>> BEGIN

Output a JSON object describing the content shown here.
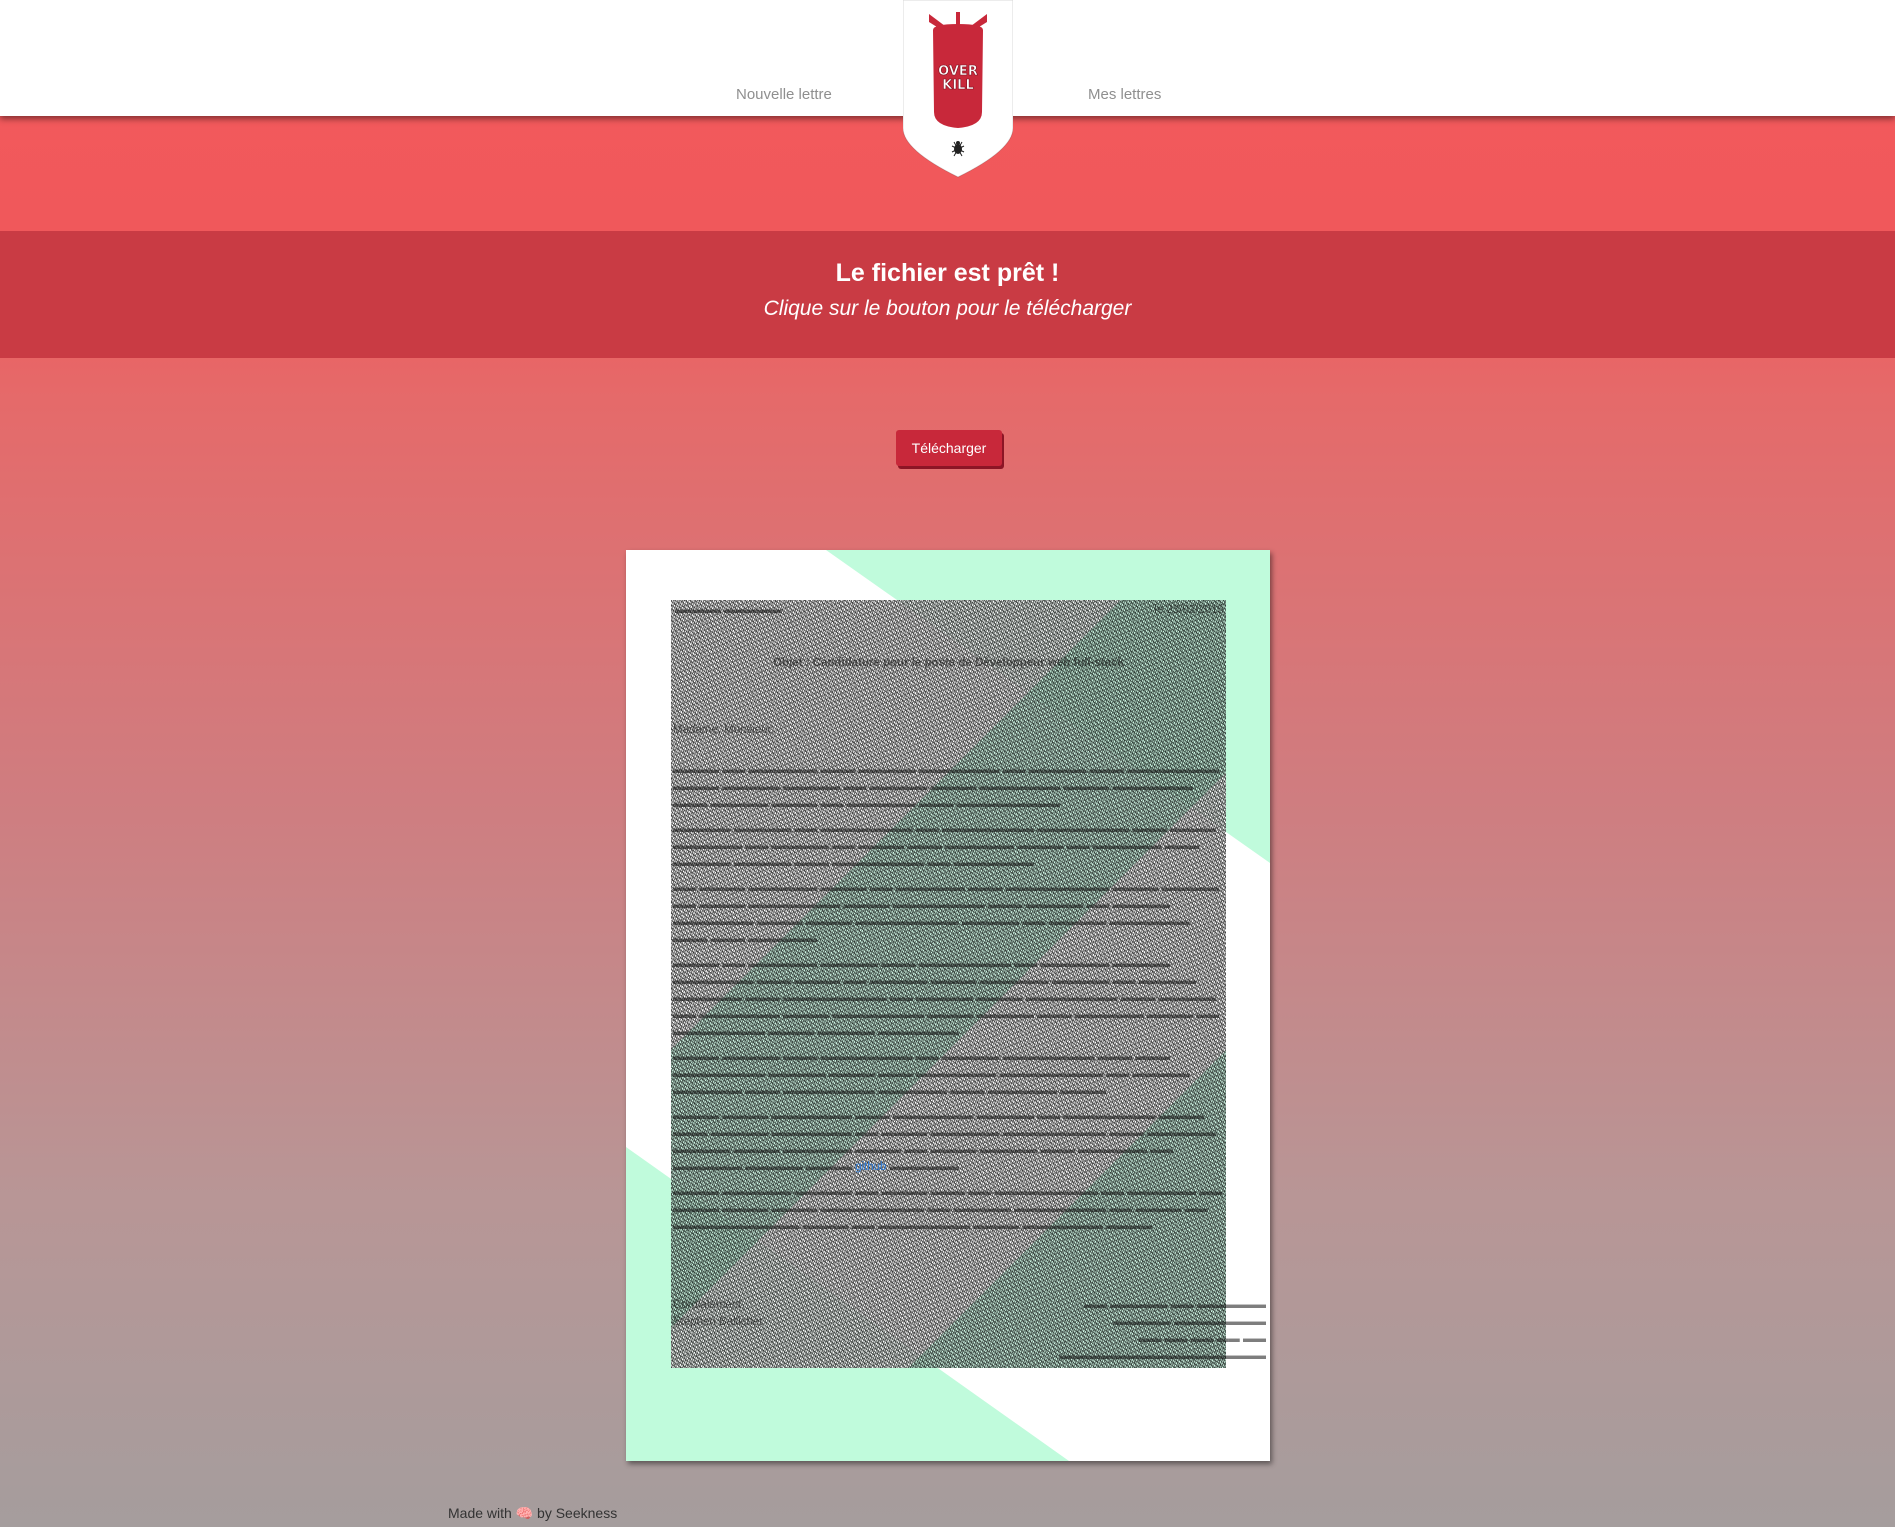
{
  "nav": {
    "new_letter": "Nouvelle lettre",
    "my_letters": "Mes lettres",
    "logo_text_top": "OVER",
    "logo_text_bottom": "KILL"
  },
  "banner": {
    "title": "Le fichier est prêt !",
    "subtitle": "Clique sur le bouton pour le télécharger"
  },
  "download_button": "Télécharger",
  "letter_preview": {
    "date": "le 23/02/2015",
    "object": "Objet : Candidature pour le poste de Développeur web full-stack",
    "salutation": "Madame, Monsieur,",
    "link_text": "github",
    "closing": "Cordialement,",
    "signature": "Stéphen Ballicher"
  },
  "footer": {
    "made_with": "Made with",
    "heart_icon": "brain-icon",
    "by": "by Seekness"
  },
  "colors": {
    "banner": "#c93b44",
    "button": "#c8283a",
    "mint": "#c0fbdc",
    "logo_red": "#c8283a"
  }
}
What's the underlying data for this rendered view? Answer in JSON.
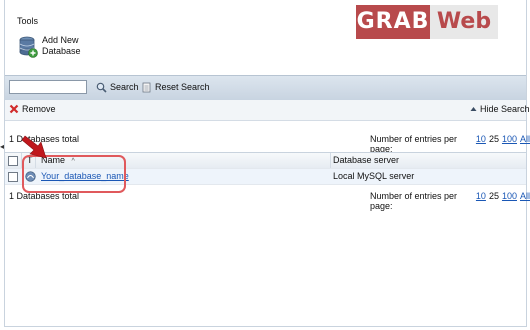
{
  "tools": {
    "title": "Tools",
    "add_database": {
      "line1": "Add New",
      "line2": "Database",
      "icon": "database-add-icon"
    }
  },
  "watermark": {
    "part1": "GRAB",
    "part2": "Web"
  },
  "search": {
    "input_value": "",
    "input_placeholder": "",
    "search_label": "Search",
    "reset_label": "Reset Search"
  },
  "actions": {
    "remove_label": "Remove",
    "hide_search_label": "Hide Search"
  },
  "listing": {
    "total_text": "1 Databases total",
    "pager_label": "Number of entries per page:",
    "page_sizes": [
      "10",
      "25",
      "100",
      "All"
    ],
    "current_page_size": "25",
    "columns": {
      "type": "T",
      "name": "Name",
      "sort_indicator": "^",
      "server": "Database server"
    },
    "rows": [
      {
        "name": "Your_database_name",
        "server": "Local MySQL server"
      }
    ]
  },
  "colors": {
    "accent_red": "#e0595c",
    "link_blue": "#1a57b5",
    "toolbar_blue": "#c8d4e1"
  }
}
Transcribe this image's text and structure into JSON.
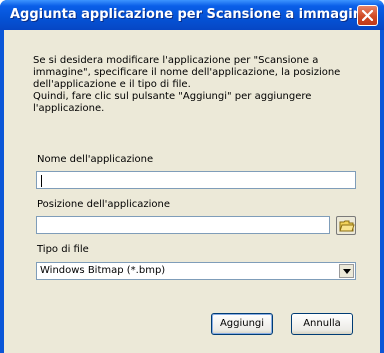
{
  "window": {
    "title": "Aggiunta applicazione per Scansione a immagine"
  },
  "instructions": {
    "lines": [
      "Se si desidera modificare l'applicazione per \"Scansione a",
      "immagine\", specificare il nome dell'applicazione, la posizione",
      "dell'applicazione e il tipo di file.",
      "Quindi, fare clic sul pulsante \"Aggiungi\" per aggiungere",
      "l'applicazione."
    ]
  },
  "form": {
    "app_name_label": "Nome dell'applicazione",
    "app_name_value": "",
    "app_location_label": "Posizione dell'applicazione",
    "app_location_value": "",
    "file_type_label": "Tipo di file",
    "file_type_value": "Windows Bitmap (*.bmp)"
  },
  "buttons": {
    "add": "Aggiungi",
    "cancel": "Annulla"
  },
  "icons": {
    "close": "close-icon",
    "browse": "folder-icon",
    "dropdown": "chevron-down-icon"
  }
}
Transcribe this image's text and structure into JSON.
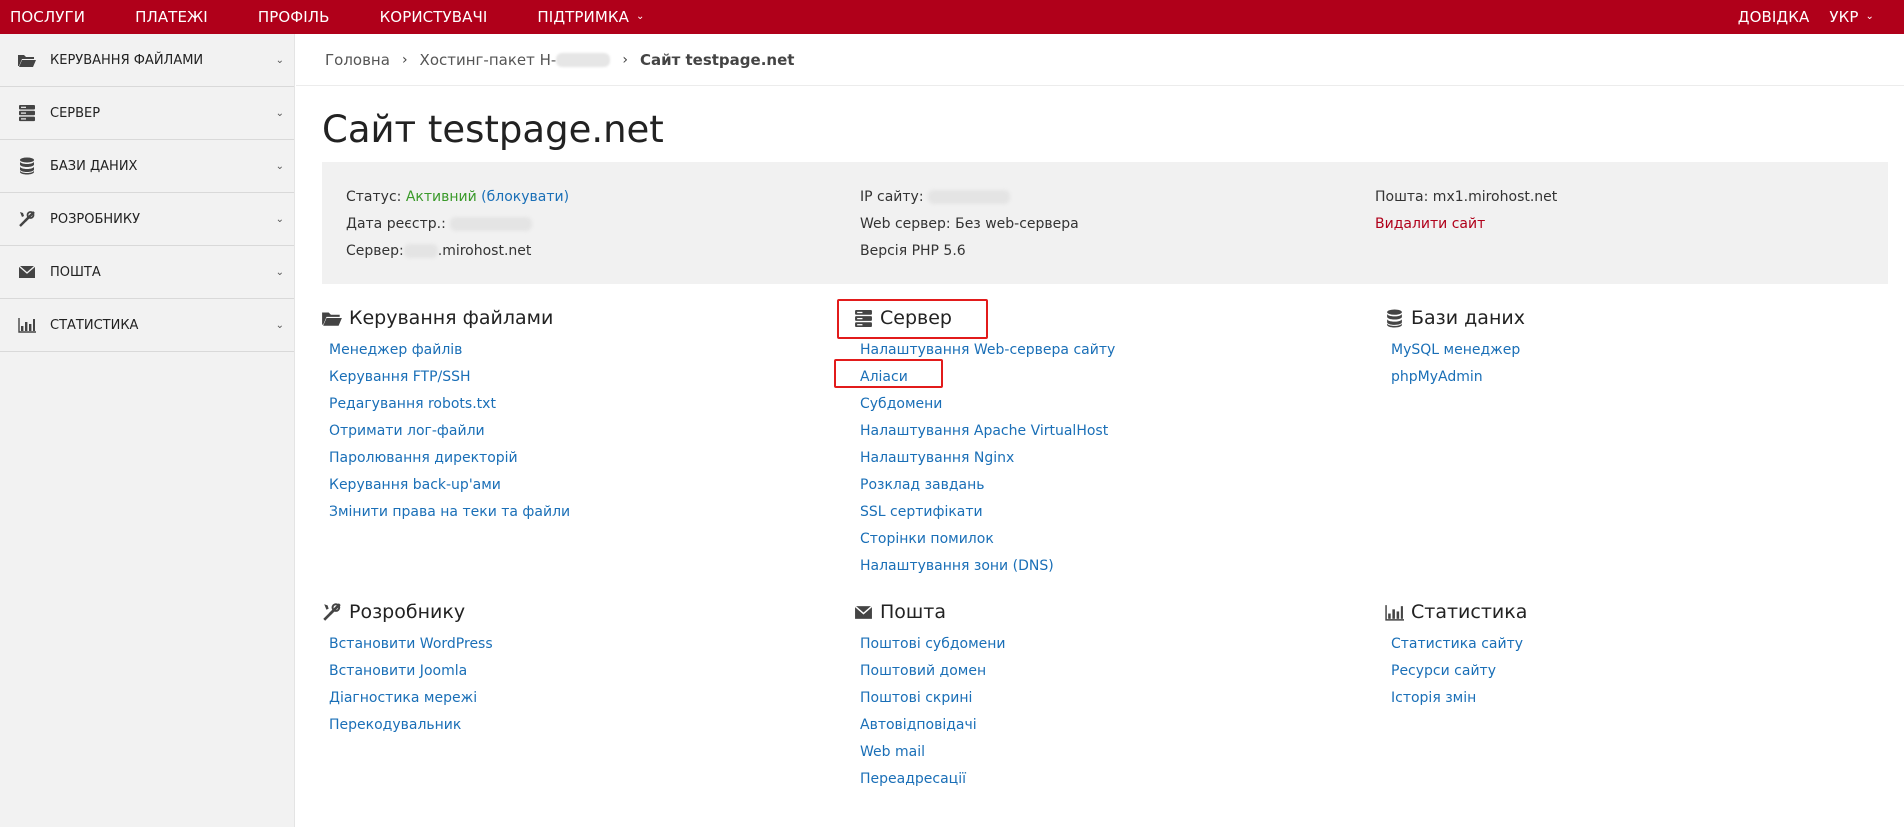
{
  "topbar": {
    "nav": [
      "ПОСЛУГИ",
      "ПЛАТЕЖІ",
      "ПРОФІЛЬ",
      "КОРИСТУВАЧІ",
      "ПІДТРИМКА"
    ],
    "help": "ДОВІДКА",
    "lang": "УКР",
    "bg_color": "#b0001a"
  },
  "sidebar": {
    "items": [
      {
        "label": "Керування файлами",
        "icon": "folder-open-icon"
      },
      {
        "label": "Сервер",
        "icon": "server-icon"
      },
      {
        "label": "Бази даних",
        "icon": "database-icon"
      },
      {
        "label": "Розробнику",
        "icon": "tools-icon"
      },
      {
        "label": "Пошта",
        "icon": "envelope-icon"
      },
      {
        "label": "Статистика",
        "icon": "bar-chart-icon"
      }
    ]
  },
  "breadcrumb": {
    "home": "Головна",
    "package": "Хостинг-пакет Н-",
    "current": "Сайт testpage.net"
  },
  "page": {
    "title": "Сайт testpage.net"
  },
  "info": {
    "status_label": "Статус:",
    "status_value": "Активний",
    "status_action": "(блокувати)",
    "reg_date_label": "Дата реєстр.:",
    "server_label": "Сервер:",
    "server_suffix": ".mirohost.net",
    "ip_label": "IP сайту:",
    "webserver": "Web сервер: Без web-сервера",
    "php": "Версія PHP 5.6",
    "mail": "Пошта: mx1.mirohost.net",
    "delete": "Видалити сайт"
  },
  "sections": {
    "files": {
      "title": "Керування файлами",
      "links": [
        "Менеджер файлів",
        "Керування FTP/SSH",
        "Редагування robots.txt",
        "Отримати лог-файли",
        "Паролювання директорій",
        "Керування back-up'ами",
        "Змінити права на теки та файли"
      ]
    },
    "server": {
      "title": "Сервер",
      "links": [
        "Налаштування Web-сервера сайту",
        "Аліаси",
        "Субдомени",
        "Налаштування Apache VirtualHost",
        "Налаштування Nginx",
        "Розклад завдань",
        "SSL сертифікати",
        "Сторінки помилок",
        "Налаштування зони (DNS)"
      ]
    },
    "db": {
      "title": "Бази даних",
      "links": [
        "MySQL менеджер",
        "phpMyAdmin"
      ]
    },
    "dev": {
      "title": "Розробнику",
      "links": [
        "Встановити WordPress",
        "Встановити Joomla",
        "Діагностика мережі",
        "Перекодувальник"
      ]
    },
    "mail": {
      "title": "Пошта",
      "links": [
        "Поштові субдомени",
        "Поштовий домен",
        "Поштові скрині",
        "Автовідповідачі",
        "Web mail",
        "Переадресації"
      ]
    },
    "stats": {
      "title": "Статистика",
      "links": [
        "Статистика сайту",
        "Ресурси сайту",
        "Історія змін"
      ]
    }
  }
}
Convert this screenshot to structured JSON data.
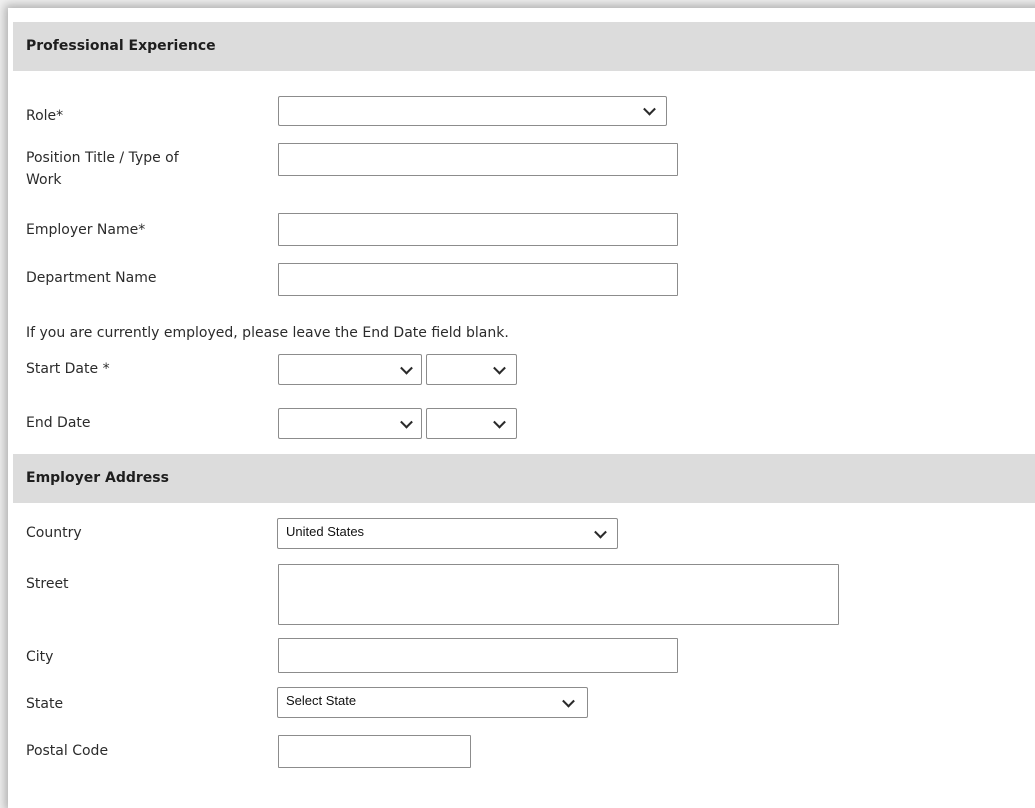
{
  "professional_experience": {
    "header": "Professional Experience",
    "role_label": "Role*",
    "role_value": "",
    "position_title_label_line1": "Position Title / Type of",
    "position_title_label_line2": "Work",
    "employer_name_label": "Employer Name*",
    "department_name_label": "Department Name",
    "employment_note": "If you are currently employed, please leave the End Date field blank.",
    "start_date_label": "Start Date *",
    "end_date_label": "End Date"
  },
  "employer_address": {
    "header": "Employer Address",
    "country_label": "Country",
    "country_value": "United States",
    "street_label": "Street",
    "city_label": "City",
    "state_label": "State",
    "state_value": "Select State",
    "postal_code_label": "Postal Code"
  },
  "icons": {
    "dropdown": "chevron-down-icon"
  },
  "colors": {
    "section_header_bg": "#dcdcdc",
    "field_border": "#8c8c8c"
  }
}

>> END

◆ **EXERCISE DETAILS**:
Copy out every line from the material above in which the word "Пошта" appears.

◆ **SOLUTION TO THIS TASK**:
        "label": "Пошта",
    "mail": "Пошта: mx1.mirohost.net",
      "title": "Пошта",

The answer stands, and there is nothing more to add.